**DIRECTIVE:** Gather the lines below that include the string "screenshot", copying each in full.

========

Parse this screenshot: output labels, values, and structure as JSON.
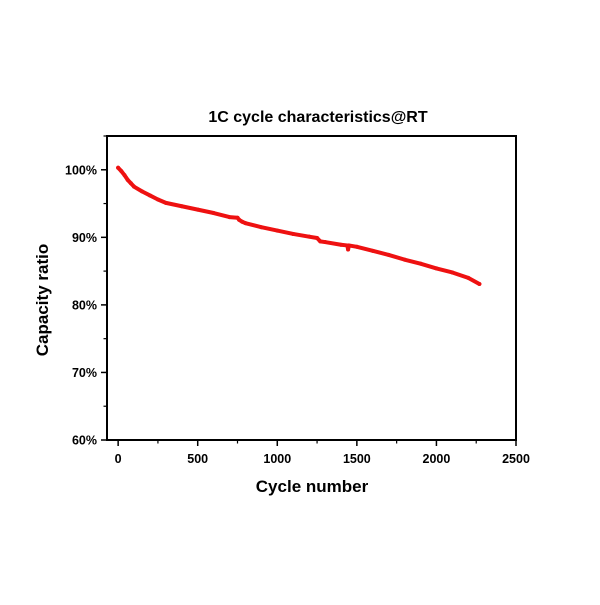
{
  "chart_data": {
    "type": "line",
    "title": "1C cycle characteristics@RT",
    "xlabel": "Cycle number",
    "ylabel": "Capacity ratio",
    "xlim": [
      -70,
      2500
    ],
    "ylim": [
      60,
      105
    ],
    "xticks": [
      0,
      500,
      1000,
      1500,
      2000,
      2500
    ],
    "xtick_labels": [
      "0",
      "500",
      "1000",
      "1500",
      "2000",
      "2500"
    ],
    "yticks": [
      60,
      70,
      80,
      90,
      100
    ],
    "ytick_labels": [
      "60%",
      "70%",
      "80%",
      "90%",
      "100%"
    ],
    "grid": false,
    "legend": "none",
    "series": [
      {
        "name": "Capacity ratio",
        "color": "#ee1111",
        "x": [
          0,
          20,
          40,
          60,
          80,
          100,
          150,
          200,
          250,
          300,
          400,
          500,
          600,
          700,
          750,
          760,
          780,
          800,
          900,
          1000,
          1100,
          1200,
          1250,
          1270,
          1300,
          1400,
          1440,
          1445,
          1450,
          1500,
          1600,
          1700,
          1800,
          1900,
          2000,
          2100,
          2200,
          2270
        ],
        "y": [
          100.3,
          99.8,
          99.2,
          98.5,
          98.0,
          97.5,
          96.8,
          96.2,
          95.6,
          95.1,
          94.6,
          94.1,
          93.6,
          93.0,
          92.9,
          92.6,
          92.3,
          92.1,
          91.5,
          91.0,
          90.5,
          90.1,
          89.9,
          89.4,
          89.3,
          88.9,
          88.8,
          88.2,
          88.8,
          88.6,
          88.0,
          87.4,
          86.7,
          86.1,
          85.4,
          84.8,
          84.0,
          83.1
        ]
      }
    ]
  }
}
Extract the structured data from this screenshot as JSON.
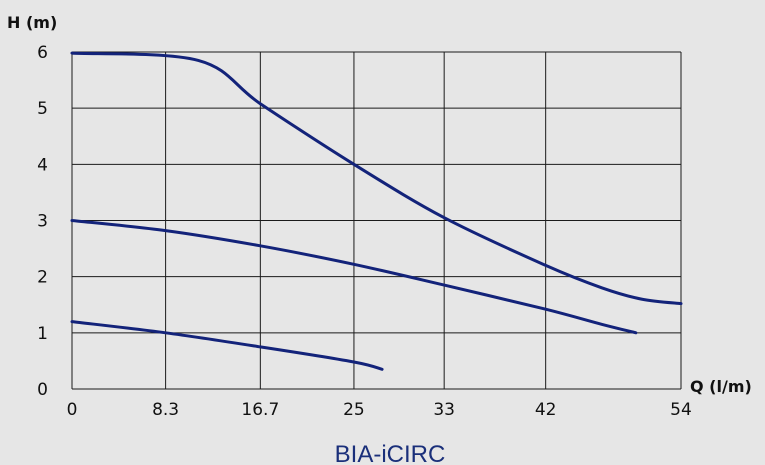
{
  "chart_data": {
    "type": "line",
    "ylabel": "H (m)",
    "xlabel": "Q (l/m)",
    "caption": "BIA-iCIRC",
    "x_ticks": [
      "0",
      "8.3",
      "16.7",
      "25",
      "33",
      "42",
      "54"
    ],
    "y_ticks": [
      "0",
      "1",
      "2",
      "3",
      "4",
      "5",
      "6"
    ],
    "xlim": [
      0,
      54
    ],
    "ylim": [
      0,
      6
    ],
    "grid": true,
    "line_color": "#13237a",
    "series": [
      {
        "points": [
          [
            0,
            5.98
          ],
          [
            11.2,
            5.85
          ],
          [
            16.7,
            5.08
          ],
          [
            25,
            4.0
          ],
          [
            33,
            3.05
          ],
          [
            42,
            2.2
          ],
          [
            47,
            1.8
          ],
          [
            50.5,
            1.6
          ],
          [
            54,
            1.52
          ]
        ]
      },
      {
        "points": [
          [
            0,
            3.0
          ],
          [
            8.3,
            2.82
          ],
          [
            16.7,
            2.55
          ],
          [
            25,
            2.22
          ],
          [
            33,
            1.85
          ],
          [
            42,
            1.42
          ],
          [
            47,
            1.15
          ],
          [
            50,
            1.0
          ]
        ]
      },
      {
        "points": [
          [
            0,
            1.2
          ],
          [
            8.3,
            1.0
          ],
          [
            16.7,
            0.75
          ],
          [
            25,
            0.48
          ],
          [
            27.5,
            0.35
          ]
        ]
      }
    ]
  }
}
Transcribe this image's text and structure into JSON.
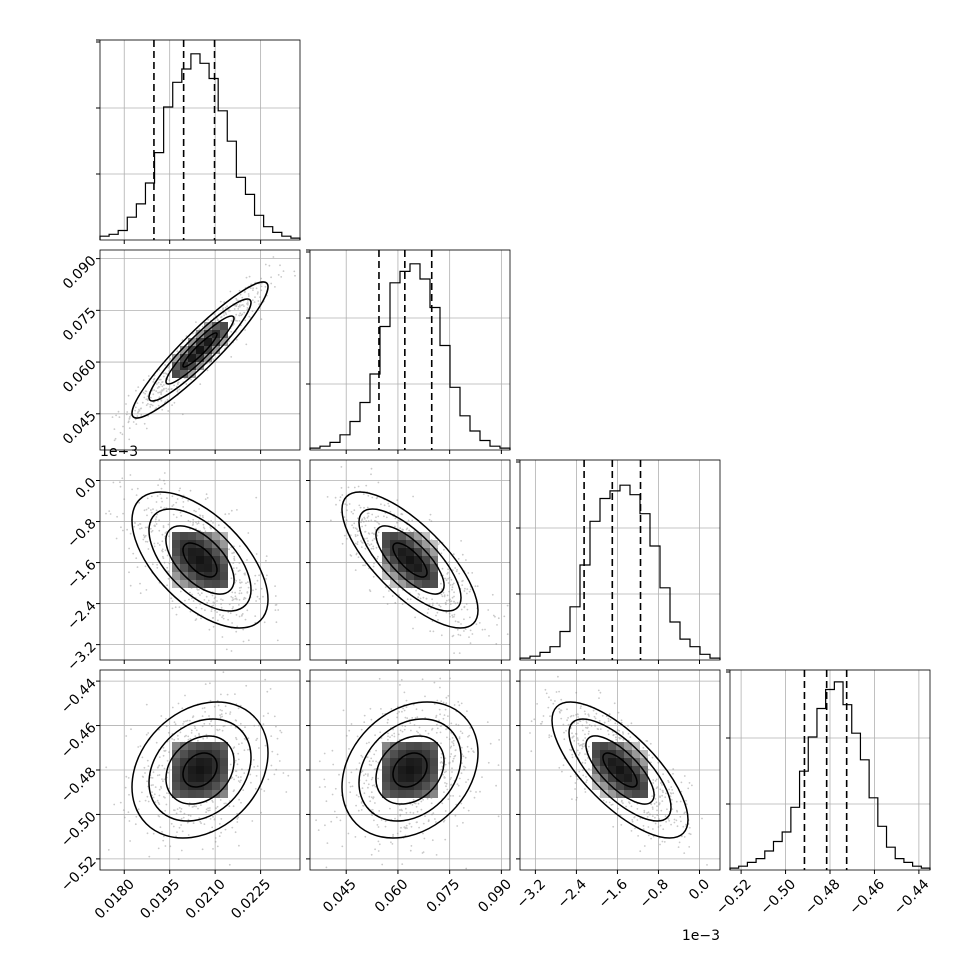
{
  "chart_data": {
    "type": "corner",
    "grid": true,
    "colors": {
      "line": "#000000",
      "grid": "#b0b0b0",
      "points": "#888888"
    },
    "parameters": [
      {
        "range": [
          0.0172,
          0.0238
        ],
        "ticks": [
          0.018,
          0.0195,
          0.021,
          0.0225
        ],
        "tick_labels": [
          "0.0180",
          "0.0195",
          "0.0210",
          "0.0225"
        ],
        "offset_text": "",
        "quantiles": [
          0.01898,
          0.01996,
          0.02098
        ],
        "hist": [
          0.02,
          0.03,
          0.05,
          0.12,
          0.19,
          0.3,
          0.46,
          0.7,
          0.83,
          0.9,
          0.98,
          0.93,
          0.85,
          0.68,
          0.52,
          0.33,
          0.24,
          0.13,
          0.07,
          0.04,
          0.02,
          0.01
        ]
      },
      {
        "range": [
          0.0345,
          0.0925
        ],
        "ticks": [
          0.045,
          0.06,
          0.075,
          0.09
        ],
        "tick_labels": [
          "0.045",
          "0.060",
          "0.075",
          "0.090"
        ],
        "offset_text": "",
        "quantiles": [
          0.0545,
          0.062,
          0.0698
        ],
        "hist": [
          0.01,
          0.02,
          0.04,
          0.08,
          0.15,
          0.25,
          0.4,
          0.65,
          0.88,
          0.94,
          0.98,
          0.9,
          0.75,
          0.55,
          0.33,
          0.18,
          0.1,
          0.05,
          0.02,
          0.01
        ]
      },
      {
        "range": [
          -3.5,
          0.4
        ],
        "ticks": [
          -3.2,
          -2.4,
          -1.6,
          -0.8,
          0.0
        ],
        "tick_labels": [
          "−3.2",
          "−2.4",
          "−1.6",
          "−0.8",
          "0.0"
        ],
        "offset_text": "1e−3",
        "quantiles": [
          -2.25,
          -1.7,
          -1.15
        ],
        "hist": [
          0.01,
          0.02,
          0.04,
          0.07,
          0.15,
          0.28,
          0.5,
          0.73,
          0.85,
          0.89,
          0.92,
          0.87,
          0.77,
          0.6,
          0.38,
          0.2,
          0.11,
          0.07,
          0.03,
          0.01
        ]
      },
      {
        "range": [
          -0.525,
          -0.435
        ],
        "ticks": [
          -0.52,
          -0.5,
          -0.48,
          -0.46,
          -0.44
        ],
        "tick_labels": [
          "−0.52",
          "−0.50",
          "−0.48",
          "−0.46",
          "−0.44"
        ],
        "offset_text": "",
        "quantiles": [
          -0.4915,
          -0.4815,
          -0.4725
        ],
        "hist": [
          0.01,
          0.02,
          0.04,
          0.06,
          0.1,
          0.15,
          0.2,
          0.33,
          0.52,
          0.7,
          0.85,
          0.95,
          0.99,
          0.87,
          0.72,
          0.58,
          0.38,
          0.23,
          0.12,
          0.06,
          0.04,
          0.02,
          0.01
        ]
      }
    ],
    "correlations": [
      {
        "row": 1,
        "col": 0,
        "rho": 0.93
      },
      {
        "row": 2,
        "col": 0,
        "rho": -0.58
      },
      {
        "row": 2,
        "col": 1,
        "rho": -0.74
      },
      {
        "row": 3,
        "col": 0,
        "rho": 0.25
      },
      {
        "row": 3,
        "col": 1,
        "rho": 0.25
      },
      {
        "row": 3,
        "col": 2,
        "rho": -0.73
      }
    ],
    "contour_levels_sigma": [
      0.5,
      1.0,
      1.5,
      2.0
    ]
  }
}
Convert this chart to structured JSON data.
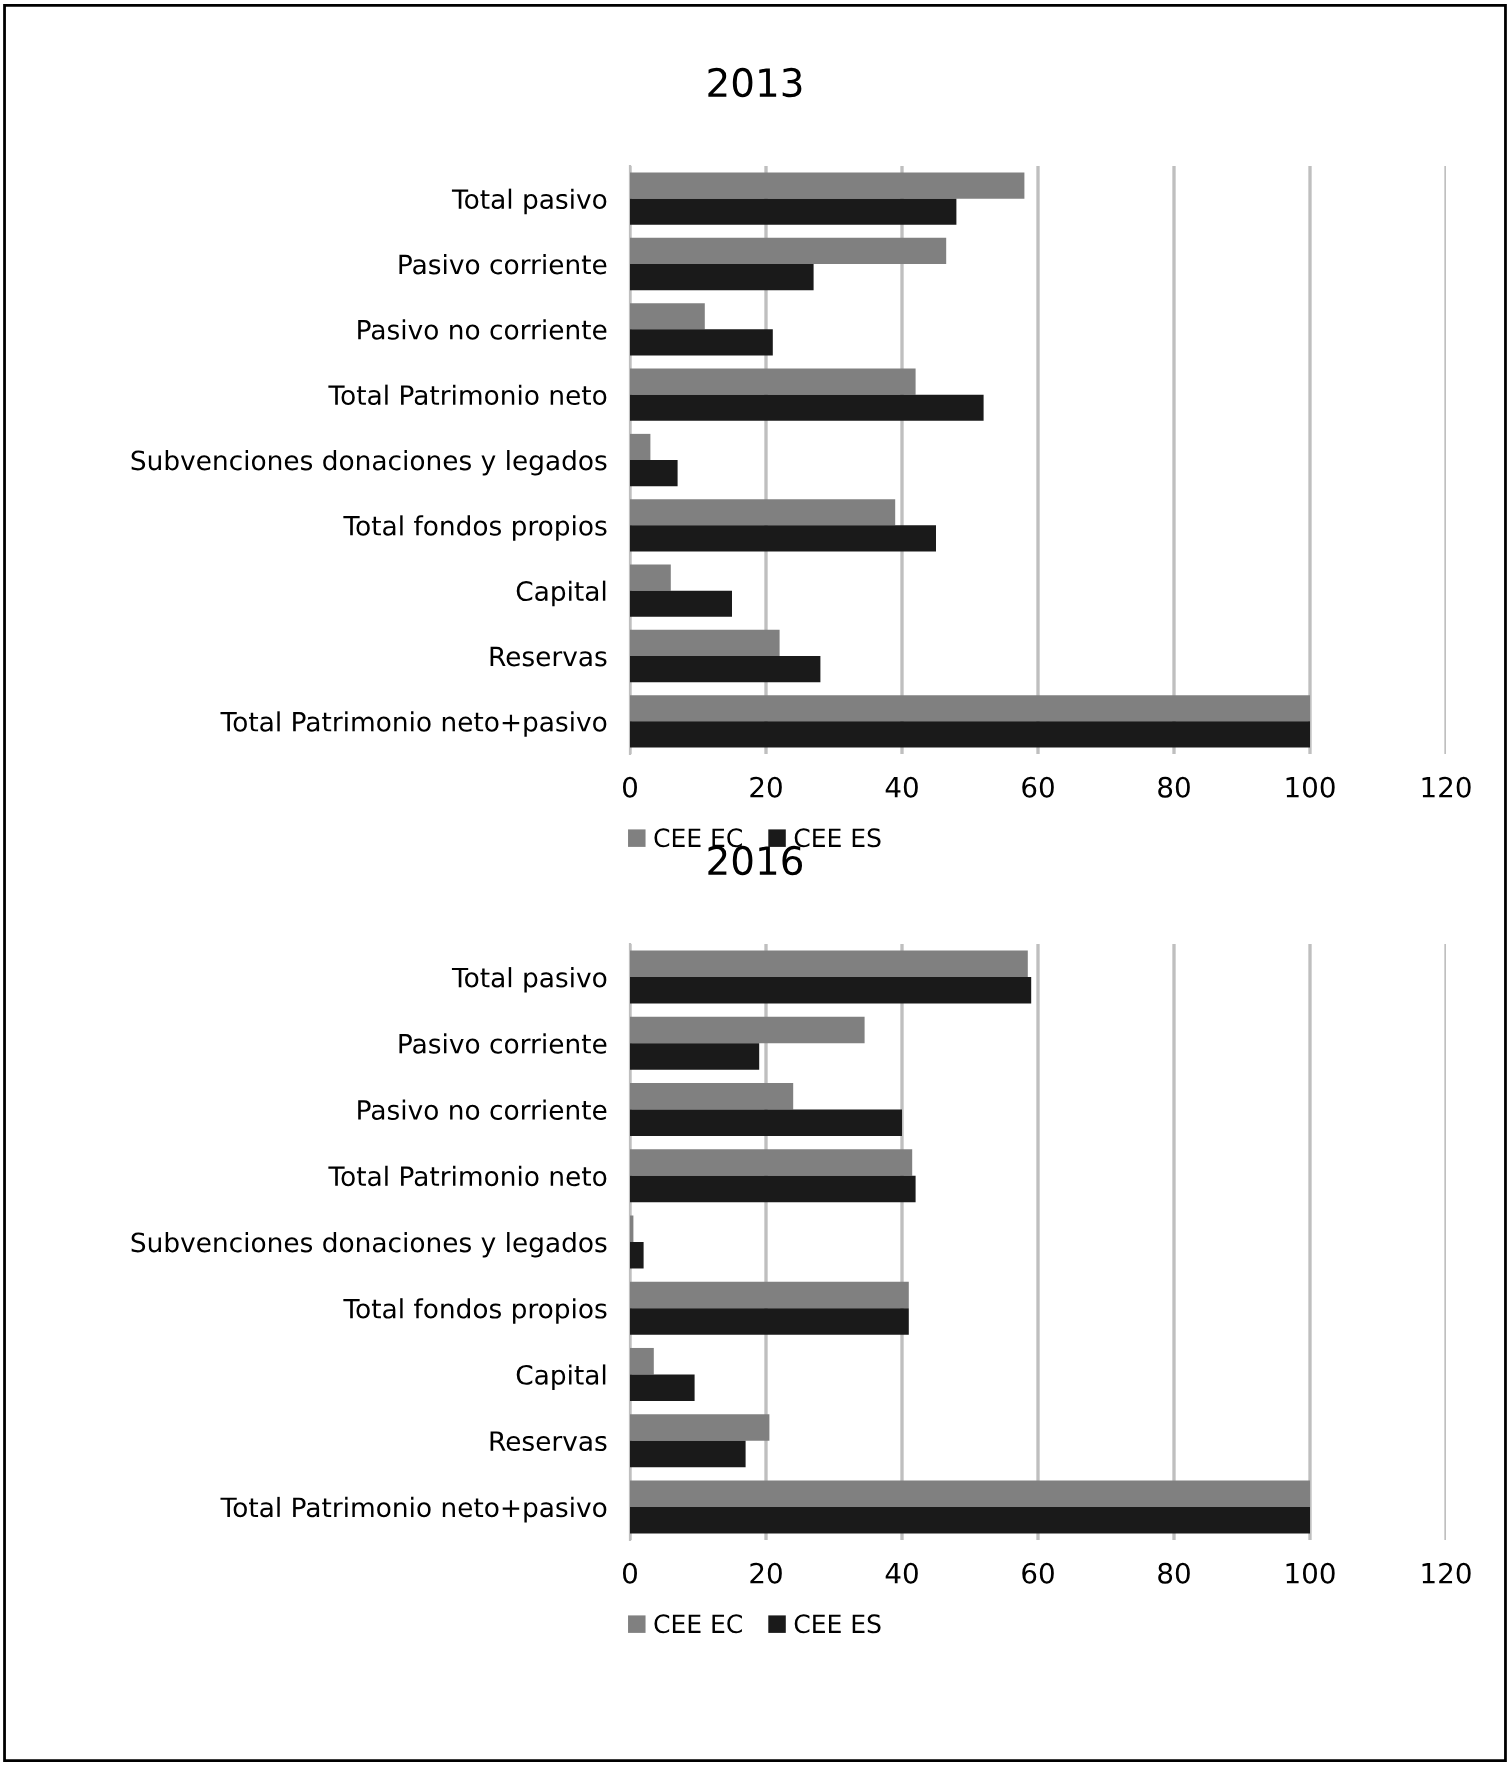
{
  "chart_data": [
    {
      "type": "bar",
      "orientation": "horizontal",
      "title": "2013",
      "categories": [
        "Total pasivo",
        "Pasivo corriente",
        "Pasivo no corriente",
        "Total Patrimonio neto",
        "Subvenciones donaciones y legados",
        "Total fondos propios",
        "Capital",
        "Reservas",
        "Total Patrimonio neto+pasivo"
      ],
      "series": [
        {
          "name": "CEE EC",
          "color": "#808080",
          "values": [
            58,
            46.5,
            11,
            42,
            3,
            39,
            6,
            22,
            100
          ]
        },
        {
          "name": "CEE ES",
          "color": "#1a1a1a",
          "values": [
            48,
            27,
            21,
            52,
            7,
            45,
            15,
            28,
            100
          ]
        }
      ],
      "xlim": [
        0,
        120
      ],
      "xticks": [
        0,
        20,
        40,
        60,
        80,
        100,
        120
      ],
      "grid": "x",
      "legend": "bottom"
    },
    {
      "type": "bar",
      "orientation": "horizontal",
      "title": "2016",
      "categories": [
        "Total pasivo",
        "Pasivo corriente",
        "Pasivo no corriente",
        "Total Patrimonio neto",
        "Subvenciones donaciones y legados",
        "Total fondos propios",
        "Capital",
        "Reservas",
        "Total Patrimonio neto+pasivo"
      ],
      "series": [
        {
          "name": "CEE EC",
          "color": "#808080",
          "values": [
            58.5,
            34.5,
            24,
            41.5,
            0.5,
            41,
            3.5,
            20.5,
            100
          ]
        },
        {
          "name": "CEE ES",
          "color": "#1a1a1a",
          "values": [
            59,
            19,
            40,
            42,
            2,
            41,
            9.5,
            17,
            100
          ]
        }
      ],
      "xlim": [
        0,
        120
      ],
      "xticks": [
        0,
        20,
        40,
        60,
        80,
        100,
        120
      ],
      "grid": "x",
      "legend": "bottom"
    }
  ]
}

========

**COMPLETE RESPONSE:**
Parse this screenshot: output labels, values, and structure as JSON.
Extract the structured data from this screenshot as JSON.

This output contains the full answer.